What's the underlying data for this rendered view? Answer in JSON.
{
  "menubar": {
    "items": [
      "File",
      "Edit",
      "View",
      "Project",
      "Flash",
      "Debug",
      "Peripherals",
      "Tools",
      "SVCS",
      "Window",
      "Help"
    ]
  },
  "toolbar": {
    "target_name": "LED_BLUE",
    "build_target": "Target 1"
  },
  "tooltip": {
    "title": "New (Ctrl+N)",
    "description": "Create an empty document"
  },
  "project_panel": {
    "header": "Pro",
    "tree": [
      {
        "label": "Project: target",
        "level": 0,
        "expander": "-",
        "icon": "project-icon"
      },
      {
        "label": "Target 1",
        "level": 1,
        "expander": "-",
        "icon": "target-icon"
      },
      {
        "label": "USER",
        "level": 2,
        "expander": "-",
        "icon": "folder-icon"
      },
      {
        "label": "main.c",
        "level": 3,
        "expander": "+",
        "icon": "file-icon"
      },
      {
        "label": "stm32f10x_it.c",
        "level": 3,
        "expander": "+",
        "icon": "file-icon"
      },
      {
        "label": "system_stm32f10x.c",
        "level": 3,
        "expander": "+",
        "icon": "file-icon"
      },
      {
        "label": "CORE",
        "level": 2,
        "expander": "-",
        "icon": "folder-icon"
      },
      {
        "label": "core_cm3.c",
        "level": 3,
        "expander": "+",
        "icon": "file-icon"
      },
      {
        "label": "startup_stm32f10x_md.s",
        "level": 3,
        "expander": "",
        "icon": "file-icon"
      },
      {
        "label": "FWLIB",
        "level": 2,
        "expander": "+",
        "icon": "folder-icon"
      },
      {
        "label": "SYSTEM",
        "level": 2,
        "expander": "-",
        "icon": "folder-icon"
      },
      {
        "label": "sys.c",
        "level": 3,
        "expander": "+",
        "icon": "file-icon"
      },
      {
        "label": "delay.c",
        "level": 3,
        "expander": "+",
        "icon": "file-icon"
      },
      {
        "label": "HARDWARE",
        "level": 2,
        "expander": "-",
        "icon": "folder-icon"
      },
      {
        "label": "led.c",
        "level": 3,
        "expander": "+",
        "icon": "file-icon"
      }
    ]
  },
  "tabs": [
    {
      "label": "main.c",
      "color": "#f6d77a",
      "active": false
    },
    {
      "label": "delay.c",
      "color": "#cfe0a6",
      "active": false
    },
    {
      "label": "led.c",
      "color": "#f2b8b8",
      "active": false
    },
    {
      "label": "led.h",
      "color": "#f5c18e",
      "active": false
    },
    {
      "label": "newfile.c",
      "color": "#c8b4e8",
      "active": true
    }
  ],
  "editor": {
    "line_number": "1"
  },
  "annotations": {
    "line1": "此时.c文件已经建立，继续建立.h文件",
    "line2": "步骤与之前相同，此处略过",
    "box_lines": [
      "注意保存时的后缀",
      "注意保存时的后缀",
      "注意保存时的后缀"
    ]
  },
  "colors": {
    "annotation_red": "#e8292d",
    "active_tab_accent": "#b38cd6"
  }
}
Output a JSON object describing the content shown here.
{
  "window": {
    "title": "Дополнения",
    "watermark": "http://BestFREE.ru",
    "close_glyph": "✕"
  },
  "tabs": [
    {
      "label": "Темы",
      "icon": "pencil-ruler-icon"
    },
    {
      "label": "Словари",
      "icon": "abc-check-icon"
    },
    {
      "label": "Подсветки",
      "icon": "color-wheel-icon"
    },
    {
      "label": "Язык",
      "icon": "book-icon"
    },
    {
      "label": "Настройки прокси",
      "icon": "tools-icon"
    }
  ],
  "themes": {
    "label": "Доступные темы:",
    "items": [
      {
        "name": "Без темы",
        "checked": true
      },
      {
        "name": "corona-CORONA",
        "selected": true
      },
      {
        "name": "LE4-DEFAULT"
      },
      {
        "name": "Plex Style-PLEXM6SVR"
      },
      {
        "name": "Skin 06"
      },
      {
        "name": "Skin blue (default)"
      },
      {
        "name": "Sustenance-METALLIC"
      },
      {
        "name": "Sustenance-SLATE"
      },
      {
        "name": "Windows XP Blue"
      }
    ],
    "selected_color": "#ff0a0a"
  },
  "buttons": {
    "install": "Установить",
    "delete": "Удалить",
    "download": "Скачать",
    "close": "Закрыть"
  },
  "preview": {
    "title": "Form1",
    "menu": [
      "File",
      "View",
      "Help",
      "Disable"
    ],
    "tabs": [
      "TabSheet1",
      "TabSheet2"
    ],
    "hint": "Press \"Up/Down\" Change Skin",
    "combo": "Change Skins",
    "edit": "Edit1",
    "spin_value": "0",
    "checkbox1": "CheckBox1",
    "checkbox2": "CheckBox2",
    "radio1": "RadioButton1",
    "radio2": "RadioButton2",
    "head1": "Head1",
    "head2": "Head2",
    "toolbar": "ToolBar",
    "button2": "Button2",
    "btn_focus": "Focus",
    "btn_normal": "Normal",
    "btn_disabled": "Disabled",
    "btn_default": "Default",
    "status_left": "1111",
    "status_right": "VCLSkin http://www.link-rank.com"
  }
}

● ● ● ●

All of the data needs to be printed once more, exactly.

What's the underlying data for this rendered view? Answer in JSON.
{
  "menubar": {
    "items": [
      "File",
      "Edit",
      "View",
      "Project",
      "Flash",
      "Debug",
      "Peripherals",
      "Tools",
      "SVCS",
      "Window",
      "Help"
    ]
  },
  "toolbar": {
    "target_name": "LED_BLUE",
    "build_target": "Target 1"
  },
  "tooltip": {
    "title": "New (Ctrl+N)",
    "description": "Create an empty document"
  },
  "project_panel": {
    "header": "Pro",
    "tree": [
      {
        "label": "Project: target",
        "level": 0,
        "expander": "-",
        "icon": "project-icon"
      },
      {
        "label": "Target 1",
        "level": 1,
        "expander": "-",
        "icon": "target-icon"
      },
      {
        "label": "USER",
        "level": 2,
        "expander": "-",
        "icon": "folder-icon"
      },
      {
        "label": "main.c",
        "level": 3,
        "expander": "+",
        "icon": "file-icon"
      },
      {
        "label": "stm32f10x_it.c",
        "level": 3,
        "expander": "+",
        "icon": "file-icon"
      },
      {
        "label": "system_stm32f10x.c",
        "level": 3,
        "expander": "+",
        "icon": "file-icon"
      },
      {
        "label": "CORE",
        "level": 2,
        "expander": "-",
        "icon": "folder-icon"
      },
      {
        "label": "core_cm3.c",
        "level": 3,
        "expander": "+",
        "icon": "file-icon"
      },
      {
        "label": "startup_stm32f10x_md.s",
        "level": 3,
        "expander": "",
        "icon": "file-icon"
      },
      {
        "label": "FWLIB",
        "level": 2,
        "expander": "+",
        "icon": "folder-icon"
      },
      {
        "label": "SYSTEM",
        "level": 2,
        "expander": "-",
        "icon": "folder-icon"
      },
      {
        "label": "sys.c",
        "level": 3,
        "expander": "+",
        "icon": "file-icon"
      },
      {
        "label": "delay.c",
        "level": 3,
        "expander": "+",
        "icon": "file-icon"
      },
      {
        "label": "HARDWARE",
        "level": 2,
        "expander": "-",
        "icon": "folder-icon"
      },
      {
        "label": "led.c",
        "level": 3,
        "expander": "+",
        "icon": "file-icon"
      }
    ]
  },
  "tabs": [
    {
      "label": "main.c",
      "color": "#f6d77a",
      "active": false
    },
    {
      "label": "delay.c",
      "color": "#cfe0a6",
      "active": false
    },
    {
      "label": "led.c",
      "color": "#f2b8b8",
      "active": false
    },
    {
      "label": "led.h",
      "color": "#f5c18e",
      "active": false
    },
    {
      "label": "newfile.c",
      "color": "#c8b4e8",
      "active": true
    }
  ],
  "editor": {
    "line_number": "1"
  },
  "annotations": {
    "line1": "此时.c文件已经建立，继续建立.h文件",
    "line2": "步骤与之前相同，此处略过",
    "box_lines": [
      "注意保存时的后缀",
      "注意保存时的后缀",
      "注意保存时的后缀"
    ]
  },
  "colors": {
    "annotation_red": "#e8292d",
    "active_tab_accent": "#b38cd6"
  }
}
Output a JSON object describing the content shown here.
{
  "window": {
    "title": "Дополнения",
    "watermark": "http://BestFREE.ru",
    "close_glyph": "✕"
  },
  "tabs": [
    {
      "label": "Темы",
      "icon": "pencil-ruler-icon"
    },
    {
      "label": "Словари",
      "icon": "abc-check-icon"
    },
    {
      "label": "Подсветки",
      "icon": "color-wheel-icon"
    },
    {
      "label": "Язык",
      "icon": "book-icon"
    },
    {
      "label": "Настройки прокси",
      "icon": "tools-icon"
    }
  ],
  "themes": {
    "label": "Доступные темы:",
    "items": [
      {
        "name": "Без темы",
        "checked": true
      },
      {
        "name": "corona-CORONA",
        "selected": true
      },
      {
        "name": "LE4-DEFAULT"
      },
      {
        "name": "Plex Style-PLEXM6SVR"
      },
      {
        "name": "Skin 06"
      },
      {
        "name": "Skin blue (default)"
      },
      {
        "name": "Sustenance-METALLIC"
      },
      {
        "name": "Sustenance-SLATE"
      },
      {
        "name": "Windows XP Blue"
      }
    ],
    "selected_color": "#ff0a0a"
  },
  "buttons": {
    "install": "Установить",
    "delete": "Удалить",
    "download": "Скачать",
    "close": "Закрыть"
  },
  "preview": {
    "title": "Form1",
    "menu": [
      "File",
      "View",
      "Help",
      "Disable"
    ],
    "tabs": [
      "TabSheet1",
      "TabSheet2"
    ],
    "hint": "Press \"Up/Down\" Change Skin",
    "combo": "Change Skins",
    "edit": "Edit1",
    "spin_value": "0",
    "checkbox1": "CheckBox1",
    "checkbox2": "CheckBox2",
    "radio1": "RadioButton1",
    "radio2": "RadioButton2",
    "head1": "Head1",
    "head2": "Head2",
    "toolbar": "ToolBar",
    "button2": "Button2",
    "btn_focus": "Focus",
    "btn_normal": "Normal",
    "btn_disabled": "Disabled",
    "btn_default": "Default",
    "status_left": "1111",
    "status_right": "VCLSkin http://www.link-rank.com"
  }
}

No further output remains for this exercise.